** Start **
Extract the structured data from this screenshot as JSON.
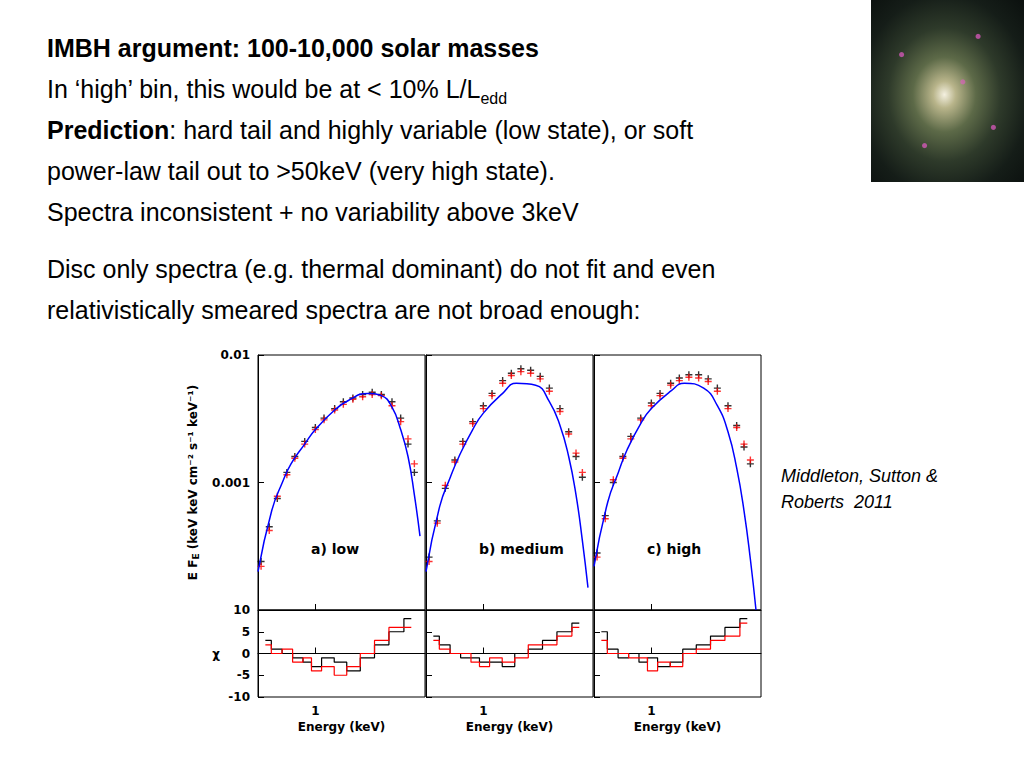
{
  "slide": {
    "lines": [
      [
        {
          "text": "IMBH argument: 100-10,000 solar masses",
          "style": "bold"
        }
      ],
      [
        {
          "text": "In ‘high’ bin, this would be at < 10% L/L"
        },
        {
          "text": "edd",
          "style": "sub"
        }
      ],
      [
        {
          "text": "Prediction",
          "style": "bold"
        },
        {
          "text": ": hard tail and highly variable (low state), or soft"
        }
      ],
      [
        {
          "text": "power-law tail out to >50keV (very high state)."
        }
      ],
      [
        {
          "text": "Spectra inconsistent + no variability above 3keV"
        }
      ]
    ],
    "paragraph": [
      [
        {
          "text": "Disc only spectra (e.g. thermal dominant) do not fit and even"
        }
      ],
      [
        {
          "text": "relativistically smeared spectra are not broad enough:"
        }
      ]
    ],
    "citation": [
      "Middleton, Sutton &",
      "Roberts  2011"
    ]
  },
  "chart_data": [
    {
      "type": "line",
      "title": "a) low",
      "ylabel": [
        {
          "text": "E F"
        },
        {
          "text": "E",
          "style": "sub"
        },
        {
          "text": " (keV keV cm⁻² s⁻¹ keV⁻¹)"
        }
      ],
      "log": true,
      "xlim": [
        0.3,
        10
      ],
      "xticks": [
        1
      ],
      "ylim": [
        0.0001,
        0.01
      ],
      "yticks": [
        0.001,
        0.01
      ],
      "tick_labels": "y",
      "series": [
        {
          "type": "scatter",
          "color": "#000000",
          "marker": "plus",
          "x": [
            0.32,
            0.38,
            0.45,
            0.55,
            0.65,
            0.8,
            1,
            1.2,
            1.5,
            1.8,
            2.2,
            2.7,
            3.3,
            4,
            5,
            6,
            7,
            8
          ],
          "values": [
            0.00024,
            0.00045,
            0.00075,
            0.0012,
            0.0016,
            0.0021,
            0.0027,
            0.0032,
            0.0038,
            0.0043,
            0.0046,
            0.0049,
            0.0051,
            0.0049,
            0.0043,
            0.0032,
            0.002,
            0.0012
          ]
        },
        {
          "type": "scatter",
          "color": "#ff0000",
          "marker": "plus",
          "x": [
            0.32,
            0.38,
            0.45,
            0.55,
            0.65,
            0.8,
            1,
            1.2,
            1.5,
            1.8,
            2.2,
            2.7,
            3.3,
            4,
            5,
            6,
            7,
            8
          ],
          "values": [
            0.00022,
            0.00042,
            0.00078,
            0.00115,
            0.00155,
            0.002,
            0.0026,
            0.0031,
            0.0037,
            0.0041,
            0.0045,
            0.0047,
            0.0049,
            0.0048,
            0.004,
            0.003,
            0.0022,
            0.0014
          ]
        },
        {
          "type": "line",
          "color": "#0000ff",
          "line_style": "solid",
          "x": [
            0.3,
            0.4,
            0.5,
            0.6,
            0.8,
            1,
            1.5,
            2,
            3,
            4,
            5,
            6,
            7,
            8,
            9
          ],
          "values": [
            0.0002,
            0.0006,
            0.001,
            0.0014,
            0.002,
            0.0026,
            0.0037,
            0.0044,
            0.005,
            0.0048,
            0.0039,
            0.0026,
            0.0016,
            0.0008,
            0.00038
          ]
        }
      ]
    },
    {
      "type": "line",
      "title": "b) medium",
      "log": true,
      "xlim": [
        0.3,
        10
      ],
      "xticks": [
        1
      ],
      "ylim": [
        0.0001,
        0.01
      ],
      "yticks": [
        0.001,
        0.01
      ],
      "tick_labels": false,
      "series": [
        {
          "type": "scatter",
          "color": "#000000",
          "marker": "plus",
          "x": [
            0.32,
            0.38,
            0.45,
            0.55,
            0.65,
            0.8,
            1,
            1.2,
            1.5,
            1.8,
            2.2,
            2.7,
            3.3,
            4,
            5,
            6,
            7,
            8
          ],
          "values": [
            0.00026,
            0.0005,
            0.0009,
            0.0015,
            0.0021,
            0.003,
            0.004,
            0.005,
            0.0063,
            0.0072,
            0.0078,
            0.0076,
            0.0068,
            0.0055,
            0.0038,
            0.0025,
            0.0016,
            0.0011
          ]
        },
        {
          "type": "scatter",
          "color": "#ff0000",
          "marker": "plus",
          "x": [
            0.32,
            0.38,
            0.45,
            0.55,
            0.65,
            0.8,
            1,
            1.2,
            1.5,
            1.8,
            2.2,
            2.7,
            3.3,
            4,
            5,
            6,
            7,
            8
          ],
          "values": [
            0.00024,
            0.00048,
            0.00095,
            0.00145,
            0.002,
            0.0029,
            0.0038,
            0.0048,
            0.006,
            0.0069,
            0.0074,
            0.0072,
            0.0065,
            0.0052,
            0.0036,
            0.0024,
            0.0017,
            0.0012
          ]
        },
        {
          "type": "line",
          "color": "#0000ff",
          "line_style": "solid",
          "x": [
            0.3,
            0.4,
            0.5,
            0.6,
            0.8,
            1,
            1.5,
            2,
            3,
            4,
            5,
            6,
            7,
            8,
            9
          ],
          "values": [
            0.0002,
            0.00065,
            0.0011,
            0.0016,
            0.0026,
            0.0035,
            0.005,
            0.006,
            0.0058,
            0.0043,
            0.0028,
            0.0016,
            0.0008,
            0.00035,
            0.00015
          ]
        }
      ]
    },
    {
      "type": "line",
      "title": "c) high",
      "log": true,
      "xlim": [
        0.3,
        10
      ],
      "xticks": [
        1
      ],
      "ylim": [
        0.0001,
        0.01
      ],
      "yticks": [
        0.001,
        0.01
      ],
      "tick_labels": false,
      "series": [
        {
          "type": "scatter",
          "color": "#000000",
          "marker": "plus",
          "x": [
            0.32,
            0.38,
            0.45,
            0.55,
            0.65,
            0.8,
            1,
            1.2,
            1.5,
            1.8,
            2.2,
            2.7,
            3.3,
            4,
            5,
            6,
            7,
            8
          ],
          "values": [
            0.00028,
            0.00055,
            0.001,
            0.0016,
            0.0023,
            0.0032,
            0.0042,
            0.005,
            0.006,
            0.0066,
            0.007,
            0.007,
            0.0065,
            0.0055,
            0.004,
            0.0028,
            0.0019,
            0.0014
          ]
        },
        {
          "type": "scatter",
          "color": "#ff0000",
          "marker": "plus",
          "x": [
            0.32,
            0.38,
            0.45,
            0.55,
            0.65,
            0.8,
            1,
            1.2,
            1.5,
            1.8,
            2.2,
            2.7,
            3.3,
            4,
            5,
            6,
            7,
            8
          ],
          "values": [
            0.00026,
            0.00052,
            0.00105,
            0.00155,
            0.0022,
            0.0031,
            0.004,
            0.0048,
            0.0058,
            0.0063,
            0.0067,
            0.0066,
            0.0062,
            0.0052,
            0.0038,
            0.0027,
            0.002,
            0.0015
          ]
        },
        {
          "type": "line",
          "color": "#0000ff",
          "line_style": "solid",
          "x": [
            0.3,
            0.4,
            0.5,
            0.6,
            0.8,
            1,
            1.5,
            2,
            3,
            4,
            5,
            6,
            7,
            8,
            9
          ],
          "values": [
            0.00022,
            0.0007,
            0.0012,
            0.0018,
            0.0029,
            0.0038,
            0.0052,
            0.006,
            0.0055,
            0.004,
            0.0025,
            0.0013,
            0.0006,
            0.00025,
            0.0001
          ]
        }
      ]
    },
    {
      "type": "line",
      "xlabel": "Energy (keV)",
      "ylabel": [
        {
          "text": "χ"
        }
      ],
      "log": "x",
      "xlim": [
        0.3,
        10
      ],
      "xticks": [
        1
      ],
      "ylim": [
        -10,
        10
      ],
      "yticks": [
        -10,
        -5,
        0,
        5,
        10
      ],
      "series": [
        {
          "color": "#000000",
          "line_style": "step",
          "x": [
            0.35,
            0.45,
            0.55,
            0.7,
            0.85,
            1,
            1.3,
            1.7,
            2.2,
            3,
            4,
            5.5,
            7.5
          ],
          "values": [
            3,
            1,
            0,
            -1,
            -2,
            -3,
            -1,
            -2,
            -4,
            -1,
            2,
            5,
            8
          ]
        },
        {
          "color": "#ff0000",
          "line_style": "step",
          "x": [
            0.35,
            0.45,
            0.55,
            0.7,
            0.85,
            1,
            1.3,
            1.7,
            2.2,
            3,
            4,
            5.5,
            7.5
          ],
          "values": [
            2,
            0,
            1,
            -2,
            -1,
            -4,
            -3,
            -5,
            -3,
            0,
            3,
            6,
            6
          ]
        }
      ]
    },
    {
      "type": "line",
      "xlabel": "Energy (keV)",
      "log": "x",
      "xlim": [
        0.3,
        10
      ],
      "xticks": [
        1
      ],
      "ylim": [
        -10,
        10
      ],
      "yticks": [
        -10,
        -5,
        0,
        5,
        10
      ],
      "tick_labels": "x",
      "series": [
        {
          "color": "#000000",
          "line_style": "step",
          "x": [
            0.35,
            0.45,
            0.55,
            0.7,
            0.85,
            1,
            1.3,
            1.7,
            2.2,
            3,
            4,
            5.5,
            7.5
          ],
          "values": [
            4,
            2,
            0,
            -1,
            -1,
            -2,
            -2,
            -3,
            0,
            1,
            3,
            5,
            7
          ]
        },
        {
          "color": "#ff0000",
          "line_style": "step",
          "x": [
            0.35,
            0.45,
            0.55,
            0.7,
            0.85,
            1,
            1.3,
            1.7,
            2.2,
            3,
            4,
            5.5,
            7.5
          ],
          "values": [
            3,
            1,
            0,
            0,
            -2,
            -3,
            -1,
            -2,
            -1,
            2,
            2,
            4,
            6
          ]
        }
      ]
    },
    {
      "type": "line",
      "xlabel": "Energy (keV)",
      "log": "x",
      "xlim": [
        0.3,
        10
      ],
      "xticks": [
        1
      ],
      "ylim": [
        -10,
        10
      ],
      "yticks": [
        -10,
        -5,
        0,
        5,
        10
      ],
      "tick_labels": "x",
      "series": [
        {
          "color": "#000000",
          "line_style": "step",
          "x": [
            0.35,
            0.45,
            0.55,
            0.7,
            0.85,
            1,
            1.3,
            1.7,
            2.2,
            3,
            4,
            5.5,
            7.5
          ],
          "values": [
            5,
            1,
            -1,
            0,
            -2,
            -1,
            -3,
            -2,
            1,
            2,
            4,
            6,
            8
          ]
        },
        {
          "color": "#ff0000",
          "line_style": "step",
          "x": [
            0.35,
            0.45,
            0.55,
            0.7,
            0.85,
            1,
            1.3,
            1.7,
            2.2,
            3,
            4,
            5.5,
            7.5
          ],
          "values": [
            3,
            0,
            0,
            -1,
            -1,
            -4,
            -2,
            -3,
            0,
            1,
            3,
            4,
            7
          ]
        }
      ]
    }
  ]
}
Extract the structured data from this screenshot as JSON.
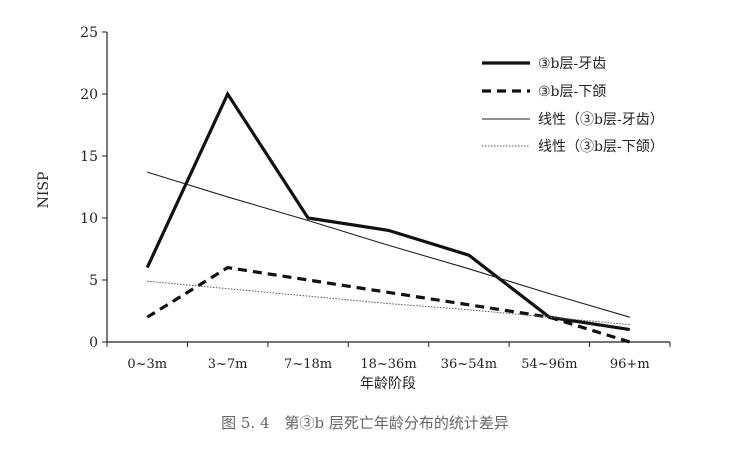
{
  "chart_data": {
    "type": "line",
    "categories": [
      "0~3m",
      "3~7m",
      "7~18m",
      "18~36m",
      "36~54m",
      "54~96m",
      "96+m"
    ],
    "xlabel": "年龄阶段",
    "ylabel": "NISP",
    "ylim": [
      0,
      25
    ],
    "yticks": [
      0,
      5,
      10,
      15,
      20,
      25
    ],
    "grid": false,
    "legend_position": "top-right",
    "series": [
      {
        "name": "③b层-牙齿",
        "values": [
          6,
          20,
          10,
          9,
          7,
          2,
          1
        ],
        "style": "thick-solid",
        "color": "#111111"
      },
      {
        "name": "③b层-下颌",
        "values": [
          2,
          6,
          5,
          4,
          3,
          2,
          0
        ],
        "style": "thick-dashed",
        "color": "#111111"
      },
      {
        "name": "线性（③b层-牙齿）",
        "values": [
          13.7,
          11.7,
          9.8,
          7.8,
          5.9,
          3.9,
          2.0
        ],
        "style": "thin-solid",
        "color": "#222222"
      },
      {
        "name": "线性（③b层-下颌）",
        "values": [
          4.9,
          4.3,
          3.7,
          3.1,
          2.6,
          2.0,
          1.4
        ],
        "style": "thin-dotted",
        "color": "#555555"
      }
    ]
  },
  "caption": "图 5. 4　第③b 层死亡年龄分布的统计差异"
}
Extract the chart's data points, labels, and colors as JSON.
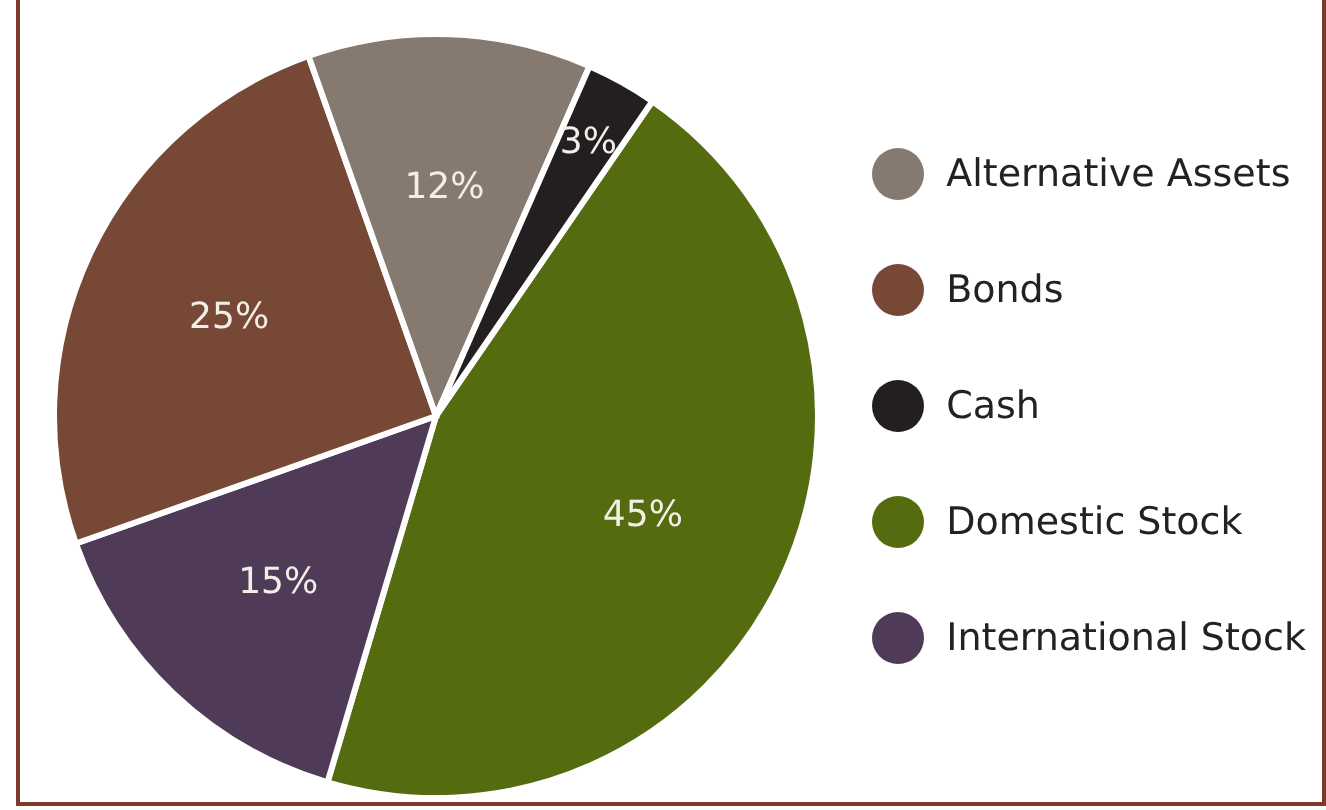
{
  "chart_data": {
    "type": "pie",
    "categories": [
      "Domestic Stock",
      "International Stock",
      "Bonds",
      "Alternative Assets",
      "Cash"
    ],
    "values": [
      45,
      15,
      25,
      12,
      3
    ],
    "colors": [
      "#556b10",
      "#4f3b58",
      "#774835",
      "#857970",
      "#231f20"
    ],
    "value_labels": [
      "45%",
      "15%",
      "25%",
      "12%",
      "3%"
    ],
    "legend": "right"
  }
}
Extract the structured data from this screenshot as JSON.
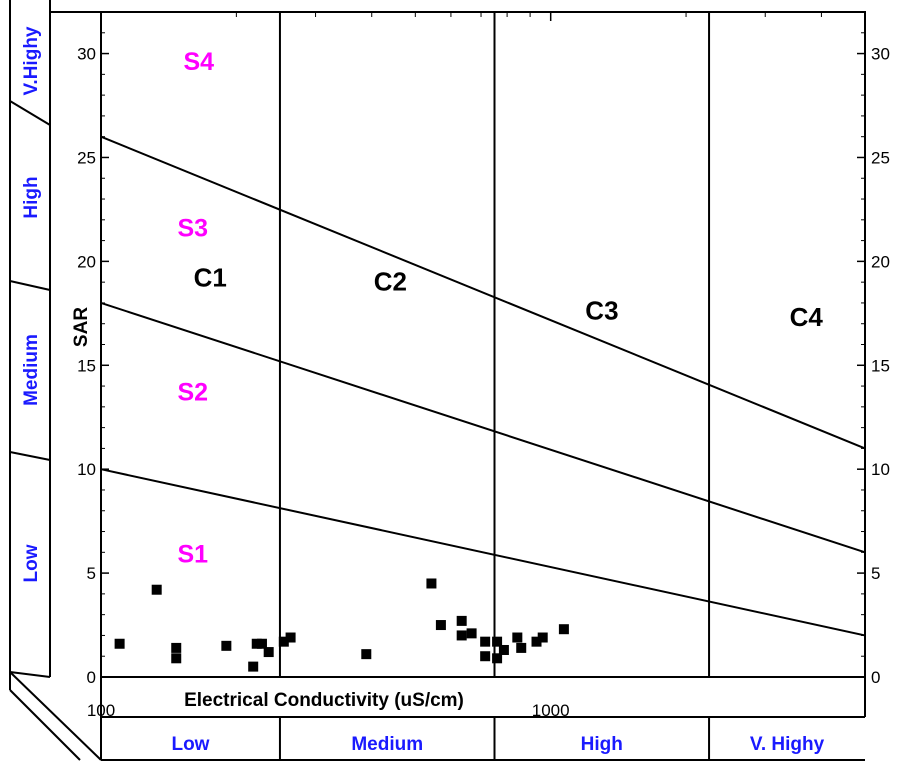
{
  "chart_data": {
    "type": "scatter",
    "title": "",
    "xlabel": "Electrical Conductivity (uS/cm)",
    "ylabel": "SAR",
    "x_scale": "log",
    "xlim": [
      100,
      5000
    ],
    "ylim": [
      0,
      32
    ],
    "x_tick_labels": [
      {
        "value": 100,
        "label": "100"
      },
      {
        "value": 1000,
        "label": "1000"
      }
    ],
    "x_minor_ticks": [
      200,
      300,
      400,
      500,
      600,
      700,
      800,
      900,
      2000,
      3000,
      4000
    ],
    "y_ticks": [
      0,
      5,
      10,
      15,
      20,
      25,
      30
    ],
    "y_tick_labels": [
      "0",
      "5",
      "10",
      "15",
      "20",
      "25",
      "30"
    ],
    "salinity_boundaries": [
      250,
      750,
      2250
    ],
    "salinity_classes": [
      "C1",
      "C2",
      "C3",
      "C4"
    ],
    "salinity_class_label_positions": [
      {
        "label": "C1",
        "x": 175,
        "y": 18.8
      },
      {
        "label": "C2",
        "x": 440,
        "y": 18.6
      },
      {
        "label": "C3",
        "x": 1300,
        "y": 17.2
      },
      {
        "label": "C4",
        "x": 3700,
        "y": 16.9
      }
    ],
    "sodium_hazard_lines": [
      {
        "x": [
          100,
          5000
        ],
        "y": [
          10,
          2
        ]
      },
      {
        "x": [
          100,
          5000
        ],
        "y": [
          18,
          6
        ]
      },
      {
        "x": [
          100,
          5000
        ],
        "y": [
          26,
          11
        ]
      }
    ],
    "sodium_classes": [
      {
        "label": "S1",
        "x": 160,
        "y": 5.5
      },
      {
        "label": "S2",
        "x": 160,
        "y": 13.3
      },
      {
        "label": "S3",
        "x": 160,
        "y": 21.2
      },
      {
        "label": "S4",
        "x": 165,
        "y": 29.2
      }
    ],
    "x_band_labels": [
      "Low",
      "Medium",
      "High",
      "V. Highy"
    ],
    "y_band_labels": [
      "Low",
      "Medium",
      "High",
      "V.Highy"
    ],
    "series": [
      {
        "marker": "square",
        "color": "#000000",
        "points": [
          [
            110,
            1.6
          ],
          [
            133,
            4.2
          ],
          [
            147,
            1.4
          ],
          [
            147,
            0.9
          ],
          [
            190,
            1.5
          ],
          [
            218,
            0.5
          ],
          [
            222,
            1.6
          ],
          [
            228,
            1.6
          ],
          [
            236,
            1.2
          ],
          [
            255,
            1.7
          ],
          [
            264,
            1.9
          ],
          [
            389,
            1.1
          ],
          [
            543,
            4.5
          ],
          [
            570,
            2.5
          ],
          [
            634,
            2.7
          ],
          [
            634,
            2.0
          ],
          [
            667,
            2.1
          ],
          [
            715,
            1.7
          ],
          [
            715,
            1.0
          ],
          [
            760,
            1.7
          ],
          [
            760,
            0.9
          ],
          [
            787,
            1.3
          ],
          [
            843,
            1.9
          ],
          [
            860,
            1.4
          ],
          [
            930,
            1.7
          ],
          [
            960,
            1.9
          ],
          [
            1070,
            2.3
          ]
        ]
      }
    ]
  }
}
** End **
Task objective -> Report only the number of lines that hold the string "ylabel" in this listing.

Reply -> 4